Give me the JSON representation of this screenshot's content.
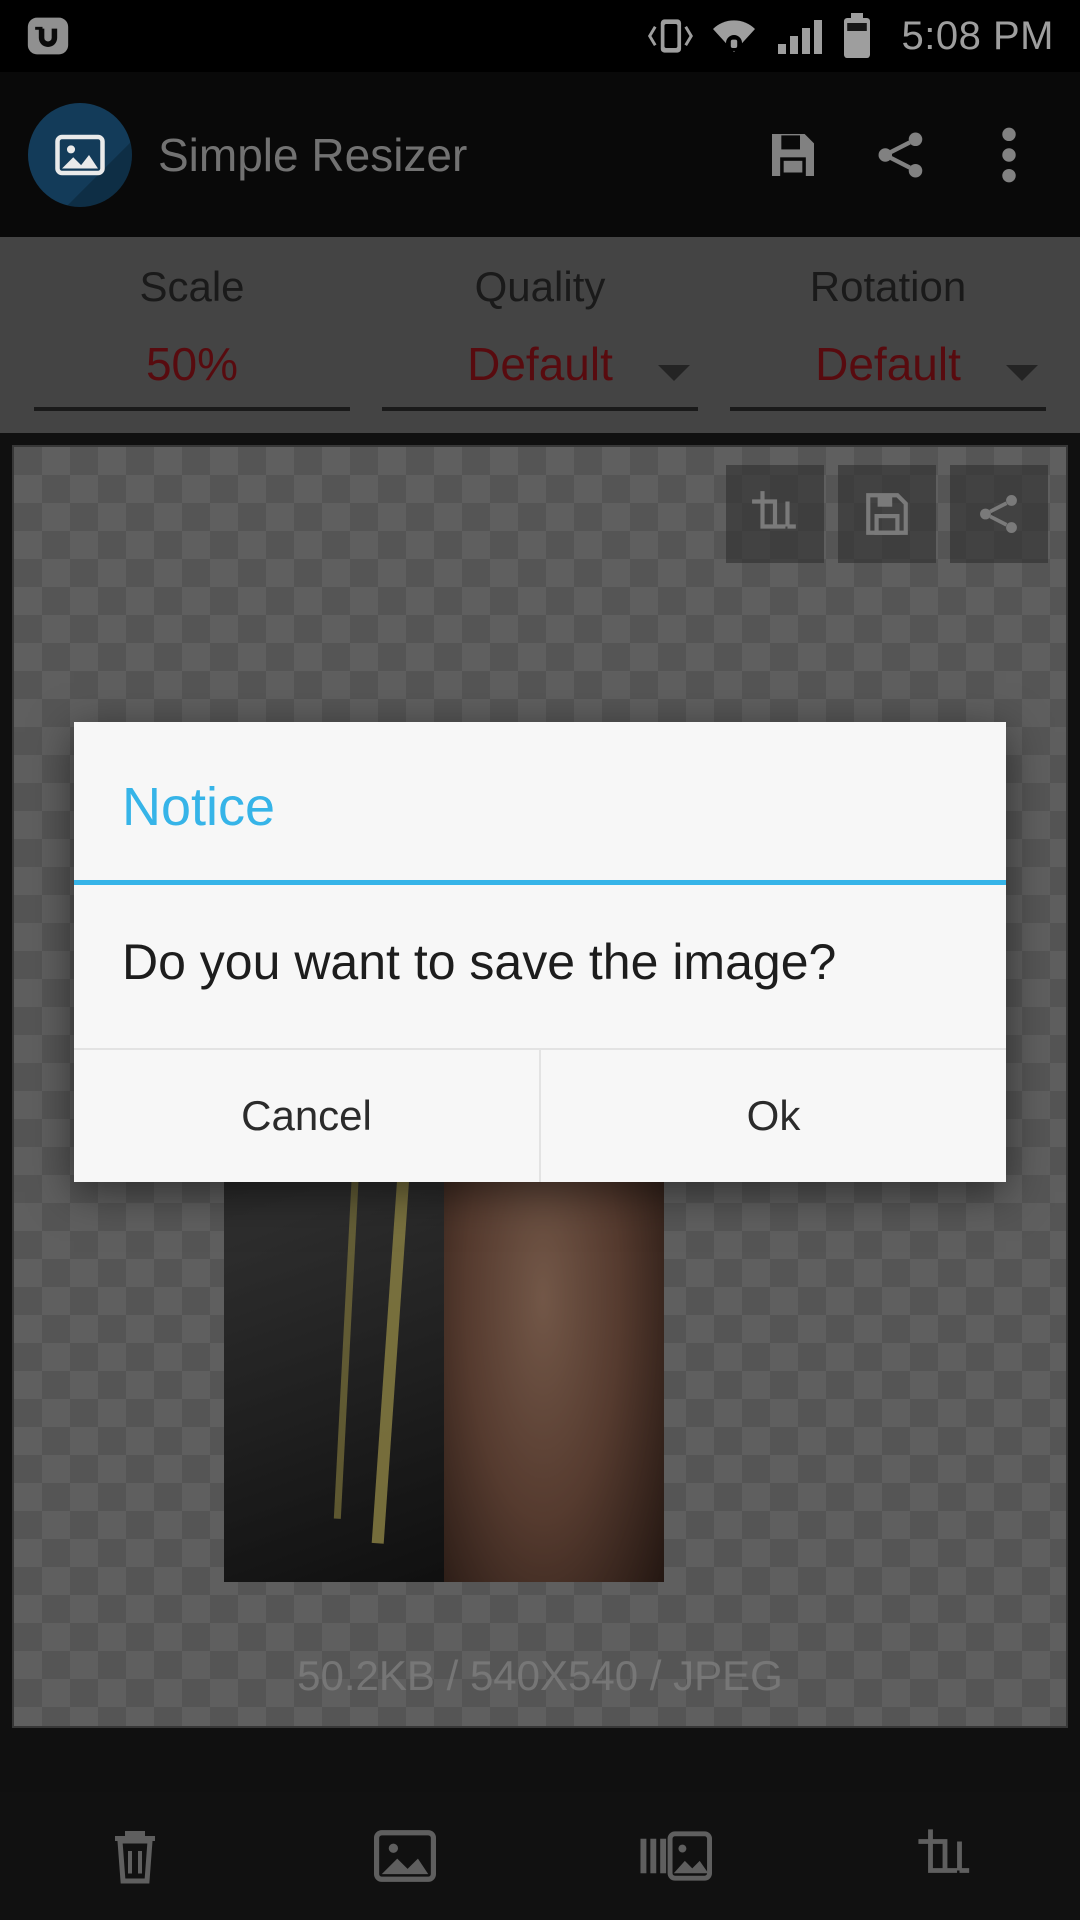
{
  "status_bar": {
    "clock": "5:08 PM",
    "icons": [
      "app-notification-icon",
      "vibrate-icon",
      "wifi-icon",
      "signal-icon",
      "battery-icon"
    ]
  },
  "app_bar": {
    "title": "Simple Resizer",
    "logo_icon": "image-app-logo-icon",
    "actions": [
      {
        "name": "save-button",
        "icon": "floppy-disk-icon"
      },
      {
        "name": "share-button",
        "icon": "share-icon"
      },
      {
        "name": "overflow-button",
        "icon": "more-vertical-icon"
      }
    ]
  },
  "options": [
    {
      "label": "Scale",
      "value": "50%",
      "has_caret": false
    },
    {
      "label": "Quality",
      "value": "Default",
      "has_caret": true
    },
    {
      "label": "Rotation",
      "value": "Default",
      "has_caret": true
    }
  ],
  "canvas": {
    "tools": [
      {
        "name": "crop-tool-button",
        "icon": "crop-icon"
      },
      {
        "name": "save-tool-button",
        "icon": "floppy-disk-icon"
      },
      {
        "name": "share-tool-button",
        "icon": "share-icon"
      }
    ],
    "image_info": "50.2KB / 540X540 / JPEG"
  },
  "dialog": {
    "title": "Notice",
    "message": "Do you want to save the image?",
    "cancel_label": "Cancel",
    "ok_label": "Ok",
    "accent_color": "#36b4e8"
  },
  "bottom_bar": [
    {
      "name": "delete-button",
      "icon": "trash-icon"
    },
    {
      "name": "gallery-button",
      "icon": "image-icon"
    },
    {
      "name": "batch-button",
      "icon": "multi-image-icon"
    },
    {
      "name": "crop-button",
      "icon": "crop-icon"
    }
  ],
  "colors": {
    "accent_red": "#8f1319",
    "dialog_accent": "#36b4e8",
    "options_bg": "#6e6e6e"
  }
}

§

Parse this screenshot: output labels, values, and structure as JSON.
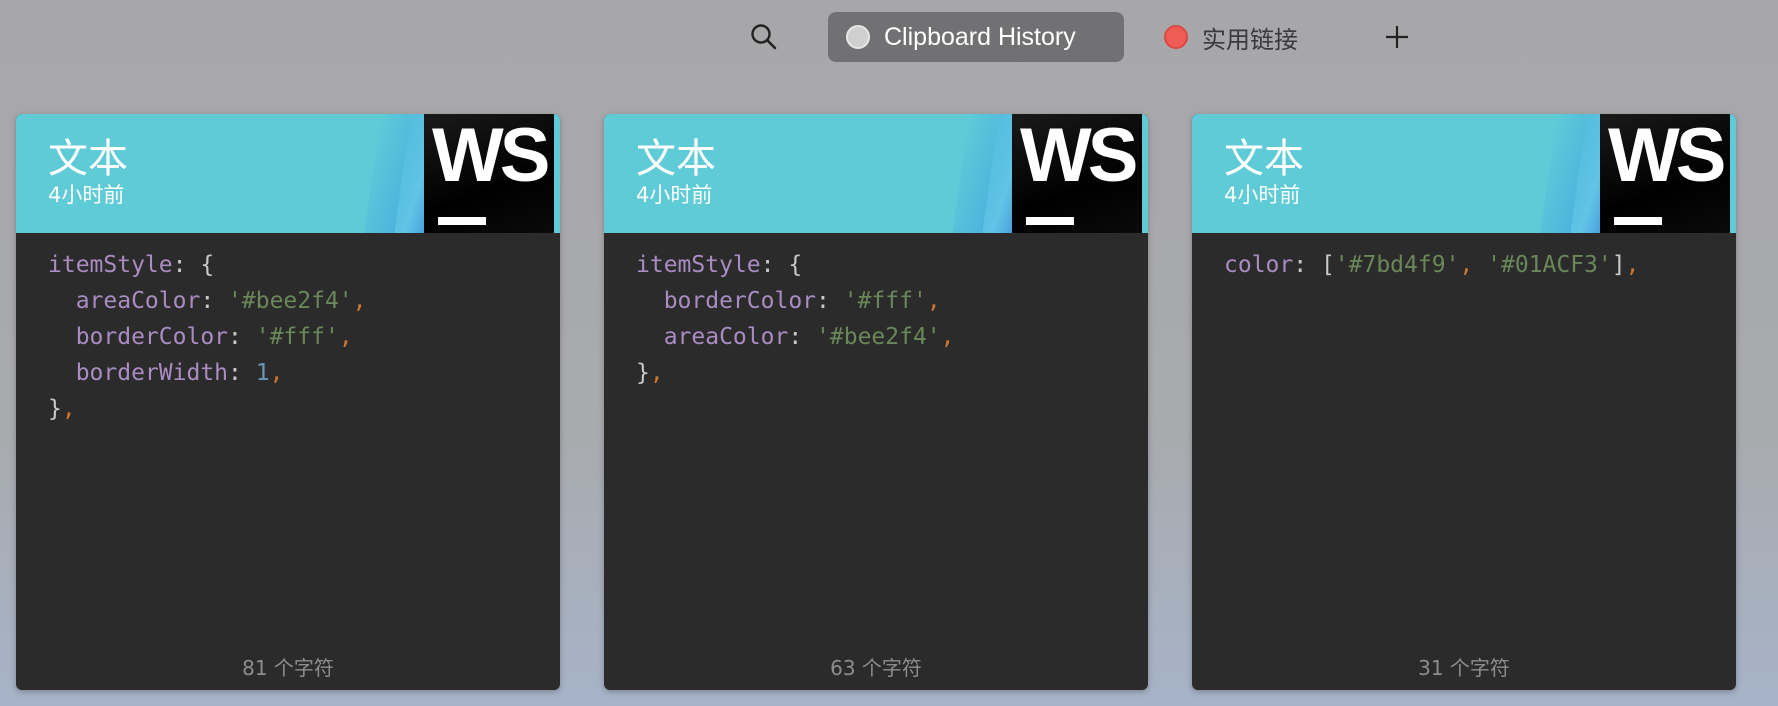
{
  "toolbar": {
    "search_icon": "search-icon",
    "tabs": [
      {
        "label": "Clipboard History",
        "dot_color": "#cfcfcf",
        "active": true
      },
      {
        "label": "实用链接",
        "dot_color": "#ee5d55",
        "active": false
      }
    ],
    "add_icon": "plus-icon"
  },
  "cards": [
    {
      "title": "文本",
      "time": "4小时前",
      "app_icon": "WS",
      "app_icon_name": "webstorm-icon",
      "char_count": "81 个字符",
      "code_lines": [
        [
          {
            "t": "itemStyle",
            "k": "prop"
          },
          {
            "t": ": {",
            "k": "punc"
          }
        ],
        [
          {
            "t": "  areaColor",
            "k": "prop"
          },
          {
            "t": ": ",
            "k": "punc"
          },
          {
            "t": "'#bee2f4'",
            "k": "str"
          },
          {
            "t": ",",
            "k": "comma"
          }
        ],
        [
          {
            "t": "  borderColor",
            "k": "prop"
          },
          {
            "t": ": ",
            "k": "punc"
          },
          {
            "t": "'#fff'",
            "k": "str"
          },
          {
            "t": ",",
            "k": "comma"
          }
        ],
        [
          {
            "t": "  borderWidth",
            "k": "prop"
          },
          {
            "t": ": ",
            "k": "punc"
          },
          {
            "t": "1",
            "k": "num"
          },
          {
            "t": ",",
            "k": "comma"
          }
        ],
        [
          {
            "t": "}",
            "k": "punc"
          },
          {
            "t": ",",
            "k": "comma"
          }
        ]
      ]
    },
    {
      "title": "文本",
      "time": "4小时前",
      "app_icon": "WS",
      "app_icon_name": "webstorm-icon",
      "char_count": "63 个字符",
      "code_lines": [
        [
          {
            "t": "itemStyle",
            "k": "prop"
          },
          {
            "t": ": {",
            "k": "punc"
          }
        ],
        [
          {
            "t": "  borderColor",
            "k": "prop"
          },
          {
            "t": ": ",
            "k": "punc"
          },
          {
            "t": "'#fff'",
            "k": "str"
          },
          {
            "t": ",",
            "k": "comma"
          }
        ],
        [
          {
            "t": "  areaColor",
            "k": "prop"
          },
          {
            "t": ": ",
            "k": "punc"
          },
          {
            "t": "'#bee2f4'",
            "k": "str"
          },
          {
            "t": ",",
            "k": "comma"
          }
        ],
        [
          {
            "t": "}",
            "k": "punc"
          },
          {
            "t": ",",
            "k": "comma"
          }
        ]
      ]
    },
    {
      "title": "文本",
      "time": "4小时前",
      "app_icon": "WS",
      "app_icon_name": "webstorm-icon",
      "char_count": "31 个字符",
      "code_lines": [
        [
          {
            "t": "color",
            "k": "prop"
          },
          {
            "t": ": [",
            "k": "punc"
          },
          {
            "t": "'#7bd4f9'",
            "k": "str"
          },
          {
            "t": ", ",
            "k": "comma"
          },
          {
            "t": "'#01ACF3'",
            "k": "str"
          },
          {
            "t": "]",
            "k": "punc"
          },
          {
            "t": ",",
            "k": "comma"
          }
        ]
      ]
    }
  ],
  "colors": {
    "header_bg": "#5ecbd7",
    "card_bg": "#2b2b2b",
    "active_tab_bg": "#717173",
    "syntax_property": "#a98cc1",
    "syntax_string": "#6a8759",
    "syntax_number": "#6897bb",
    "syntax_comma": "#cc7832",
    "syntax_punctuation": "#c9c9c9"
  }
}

§

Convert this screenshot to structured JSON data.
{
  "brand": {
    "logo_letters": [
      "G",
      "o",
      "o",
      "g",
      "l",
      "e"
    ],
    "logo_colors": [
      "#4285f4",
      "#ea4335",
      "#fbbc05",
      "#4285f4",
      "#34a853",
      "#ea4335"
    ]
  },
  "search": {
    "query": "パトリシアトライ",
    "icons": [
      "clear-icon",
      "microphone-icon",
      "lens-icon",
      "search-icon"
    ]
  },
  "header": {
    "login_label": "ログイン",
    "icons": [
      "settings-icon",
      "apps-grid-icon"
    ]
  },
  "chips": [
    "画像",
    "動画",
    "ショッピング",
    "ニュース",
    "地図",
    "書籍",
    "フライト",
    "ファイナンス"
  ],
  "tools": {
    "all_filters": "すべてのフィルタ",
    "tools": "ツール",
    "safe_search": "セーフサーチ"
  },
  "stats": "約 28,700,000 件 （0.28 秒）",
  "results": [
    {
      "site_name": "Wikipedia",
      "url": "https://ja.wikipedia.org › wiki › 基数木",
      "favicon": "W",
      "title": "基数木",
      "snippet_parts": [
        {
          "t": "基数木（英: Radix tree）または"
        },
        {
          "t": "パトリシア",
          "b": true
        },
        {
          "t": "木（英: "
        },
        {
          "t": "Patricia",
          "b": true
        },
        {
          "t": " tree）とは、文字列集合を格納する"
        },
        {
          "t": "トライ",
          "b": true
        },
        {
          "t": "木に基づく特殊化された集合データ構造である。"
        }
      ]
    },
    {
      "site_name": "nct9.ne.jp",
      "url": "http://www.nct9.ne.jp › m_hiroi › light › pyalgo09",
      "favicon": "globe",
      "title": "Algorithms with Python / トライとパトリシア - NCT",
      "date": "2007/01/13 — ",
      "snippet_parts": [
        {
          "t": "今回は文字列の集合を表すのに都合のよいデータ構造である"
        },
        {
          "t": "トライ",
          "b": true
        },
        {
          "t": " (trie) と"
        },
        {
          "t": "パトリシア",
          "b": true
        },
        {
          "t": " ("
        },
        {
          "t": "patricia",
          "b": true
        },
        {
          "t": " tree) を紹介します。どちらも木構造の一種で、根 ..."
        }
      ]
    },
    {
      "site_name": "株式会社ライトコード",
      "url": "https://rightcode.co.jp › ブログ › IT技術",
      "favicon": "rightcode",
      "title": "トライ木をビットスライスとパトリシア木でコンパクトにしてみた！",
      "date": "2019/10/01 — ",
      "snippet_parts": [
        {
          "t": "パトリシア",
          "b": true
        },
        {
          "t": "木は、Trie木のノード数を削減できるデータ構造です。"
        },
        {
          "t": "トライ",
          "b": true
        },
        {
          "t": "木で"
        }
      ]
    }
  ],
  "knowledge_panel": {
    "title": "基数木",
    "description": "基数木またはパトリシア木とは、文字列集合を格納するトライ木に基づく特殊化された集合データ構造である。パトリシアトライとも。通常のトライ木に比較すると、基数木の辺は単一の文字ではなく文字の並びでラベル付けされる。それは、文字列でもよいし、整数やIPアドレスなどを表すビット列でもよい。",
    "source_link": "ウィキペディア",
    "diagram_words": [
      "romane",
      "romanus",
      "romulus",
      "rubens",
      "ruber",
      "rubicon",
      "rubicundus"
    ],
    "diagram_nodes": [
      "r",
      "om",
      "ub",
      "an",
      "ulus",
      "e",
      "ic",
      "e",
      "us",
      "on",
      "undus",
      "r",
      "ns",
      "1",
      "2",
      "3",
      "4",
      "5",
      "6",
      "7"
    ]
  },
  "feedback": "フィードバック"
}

§

• _Exercise_
Locate all lines holding the word "save", then copy them out.

• _Result of the task_
        "name": "save-button",
        "name": "save-tool-button",
    "message": "Do you want to save the image?",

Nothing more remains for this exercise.